Input rows:
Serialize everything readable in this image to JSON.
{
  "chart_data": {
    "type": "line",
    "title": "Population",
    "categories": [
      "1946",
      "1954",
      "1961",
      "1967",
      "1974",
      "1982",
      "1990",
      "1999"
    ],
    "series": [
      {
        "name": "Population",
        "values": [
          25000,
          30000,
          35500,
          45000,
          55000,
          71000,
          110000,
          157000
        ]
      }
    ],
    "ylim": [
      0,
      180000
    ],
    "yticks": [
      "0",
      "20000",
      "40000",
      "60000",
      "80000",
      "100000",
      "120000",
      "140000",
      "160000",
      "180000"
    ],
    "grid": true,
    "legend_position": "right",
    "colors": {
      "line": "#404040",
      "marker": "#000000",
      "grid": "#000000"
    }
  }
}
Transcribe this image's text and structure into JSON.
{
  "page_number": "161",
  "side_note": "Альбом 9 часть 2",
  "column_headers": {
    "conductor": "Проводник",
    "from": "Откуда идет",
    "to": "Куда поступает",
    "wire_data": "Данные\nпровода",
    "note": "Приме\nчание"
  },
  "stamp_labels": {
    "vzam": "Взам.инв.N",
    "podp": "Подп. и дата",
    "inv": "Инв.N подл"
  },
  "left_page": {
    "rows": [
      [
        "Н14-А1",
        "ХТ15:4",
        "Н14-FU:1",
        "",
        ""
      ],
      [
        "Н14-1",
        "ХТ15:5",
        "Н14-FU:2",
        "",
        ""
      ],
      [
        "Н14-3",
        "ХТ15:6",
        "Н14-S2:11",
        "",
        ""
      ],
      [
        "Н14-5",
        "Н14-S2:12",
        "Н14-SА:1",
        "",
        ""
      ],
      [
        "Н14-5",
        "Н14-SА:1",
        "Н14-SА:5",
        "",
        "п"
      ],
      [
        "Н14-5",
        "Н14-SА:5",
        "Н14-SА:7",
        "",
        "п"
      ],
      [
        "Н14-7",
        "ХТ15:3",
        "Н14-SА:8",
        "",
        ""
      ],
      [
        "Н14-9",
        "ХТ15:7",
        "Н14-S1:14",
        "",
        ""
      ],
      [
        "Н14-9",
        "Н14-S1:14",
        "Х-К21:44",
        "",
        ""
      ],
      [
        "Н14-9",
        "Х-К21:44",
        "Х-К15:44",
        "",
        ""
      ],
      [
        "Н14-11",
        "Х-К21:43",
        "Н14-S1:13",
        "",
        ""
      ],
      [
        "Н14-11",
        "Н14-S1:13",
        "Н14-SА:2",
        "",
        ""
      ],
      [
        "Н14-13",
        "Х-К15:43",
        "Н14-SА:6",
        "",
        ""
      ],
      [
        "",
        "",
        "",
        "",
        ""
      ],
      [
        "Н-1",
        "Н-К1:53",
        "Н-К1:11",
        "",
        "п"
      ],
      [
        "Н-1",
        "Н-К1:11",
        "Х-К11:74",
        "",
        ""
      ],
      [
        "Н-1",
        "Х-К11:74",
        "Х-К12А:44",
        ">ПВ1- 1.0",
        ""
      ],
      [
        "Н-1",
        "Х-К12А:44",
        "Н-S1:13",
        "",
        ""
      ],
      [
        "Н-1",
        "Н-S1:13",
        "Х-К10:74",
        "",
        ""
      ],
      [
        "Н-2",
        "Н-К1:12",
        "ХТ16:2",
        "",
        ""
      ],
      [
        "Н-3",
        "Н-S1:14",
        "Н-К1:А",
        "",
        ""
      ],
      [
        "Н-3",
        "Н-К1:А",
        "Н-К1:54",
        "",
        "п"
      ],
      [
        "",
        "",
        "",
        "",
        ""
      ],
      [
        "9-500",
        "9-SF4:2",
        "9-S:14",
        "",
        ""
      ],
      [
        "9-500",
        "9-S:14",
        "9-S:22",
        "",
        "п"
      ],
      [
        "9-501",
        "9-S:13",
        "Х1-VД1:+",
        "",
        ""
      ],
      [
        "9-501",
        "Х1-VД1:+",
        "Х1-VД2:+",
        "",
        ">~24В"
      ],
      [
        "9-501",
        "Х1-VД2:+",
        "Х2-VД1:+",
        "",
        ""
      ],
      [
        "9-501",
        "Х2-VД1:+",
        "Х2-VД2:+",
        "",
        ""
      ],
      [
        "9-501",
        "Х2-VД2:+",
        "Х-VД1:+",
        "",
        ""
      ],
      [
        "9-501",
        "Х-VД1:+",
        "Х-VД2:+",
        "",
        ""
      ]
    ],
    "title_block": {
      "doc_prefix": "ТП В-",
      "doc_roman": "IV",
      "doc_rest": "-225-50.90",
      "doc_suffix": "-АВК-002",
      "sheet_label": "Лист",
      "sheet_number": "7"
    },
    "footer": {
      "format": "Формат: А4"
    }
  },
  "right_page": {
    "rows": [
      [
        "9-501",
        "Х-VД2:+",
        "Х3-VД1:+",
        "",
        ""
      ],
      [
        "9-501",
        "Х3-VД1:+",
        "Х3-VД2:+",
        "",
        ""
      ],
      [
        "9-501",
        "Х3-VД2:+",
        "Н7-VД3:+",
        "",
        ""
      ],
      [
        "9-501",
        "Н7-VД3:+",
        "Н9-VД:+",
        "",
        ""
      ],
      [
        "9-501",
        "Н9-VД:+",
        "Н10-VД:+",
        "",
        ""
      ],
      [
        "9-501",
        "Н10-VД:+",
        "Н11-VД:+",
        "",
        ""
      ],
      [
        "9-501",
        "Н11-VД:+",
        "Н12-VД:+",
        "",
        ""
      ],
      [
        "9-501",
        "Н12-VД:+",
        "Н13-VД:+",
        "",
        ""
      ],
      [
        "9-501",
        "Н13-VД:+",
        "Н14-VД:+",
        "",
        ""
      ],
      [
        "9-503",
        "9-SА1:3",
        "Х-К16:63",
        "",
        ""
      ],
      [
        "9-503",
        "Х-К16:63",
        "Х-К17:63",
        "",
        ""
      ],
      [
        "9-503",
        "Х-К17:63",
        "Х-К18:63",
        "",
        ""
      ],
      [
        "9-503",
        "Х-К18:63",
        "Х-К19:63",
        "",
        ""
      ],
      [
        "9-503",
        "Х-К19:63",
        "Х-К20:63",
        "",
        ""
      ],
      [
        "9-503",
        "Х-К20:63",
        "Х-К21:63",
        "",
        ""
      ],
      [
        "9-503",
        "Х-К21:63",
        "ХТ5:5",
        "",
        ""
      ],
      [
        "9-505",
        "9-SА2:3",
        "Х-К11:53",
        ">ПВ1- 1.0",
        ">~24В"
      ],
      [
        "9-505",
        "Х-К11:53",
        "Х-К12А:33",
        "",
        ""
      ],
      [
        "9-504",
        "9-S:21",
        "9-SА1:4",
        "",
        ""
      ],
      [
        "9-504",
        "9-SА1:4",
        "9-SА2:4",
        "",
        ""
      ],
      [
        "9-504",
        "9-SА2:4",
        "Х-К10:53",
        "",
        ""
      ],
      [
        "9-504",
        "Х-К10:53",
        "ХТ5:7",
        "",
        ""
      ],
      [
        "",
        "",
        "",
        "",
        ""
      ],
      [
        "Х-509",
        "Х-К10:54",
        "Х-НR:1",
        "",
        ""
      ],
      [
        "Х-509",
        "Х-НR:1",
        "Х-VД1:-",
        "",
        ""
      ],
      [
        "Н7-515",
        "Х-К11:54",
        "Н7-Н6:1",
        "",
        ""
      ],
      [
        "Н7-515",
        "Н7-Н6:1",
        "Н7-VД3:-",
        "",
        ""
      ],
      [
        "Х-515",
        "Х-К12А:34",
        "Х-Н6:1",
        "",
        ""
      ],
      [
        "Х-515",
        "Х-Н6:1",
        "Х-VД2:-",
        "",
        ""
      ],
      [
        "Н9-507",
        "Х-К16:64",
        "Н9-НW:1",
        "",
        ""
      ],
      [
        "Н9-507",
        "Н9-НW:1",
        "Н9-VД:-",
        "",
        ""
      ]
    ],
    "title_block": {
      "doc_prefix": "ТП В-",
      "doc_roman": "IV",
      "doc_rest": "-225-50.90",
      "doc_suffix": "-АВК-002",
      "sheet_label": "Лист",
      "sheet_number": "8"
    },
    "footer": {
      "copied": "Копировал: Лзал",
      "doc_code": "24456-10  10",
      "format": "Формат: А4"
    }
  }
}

Stated problem:
Only the number is wanted: how many lines of the material contain the word "JSON"?

Expected answer:
2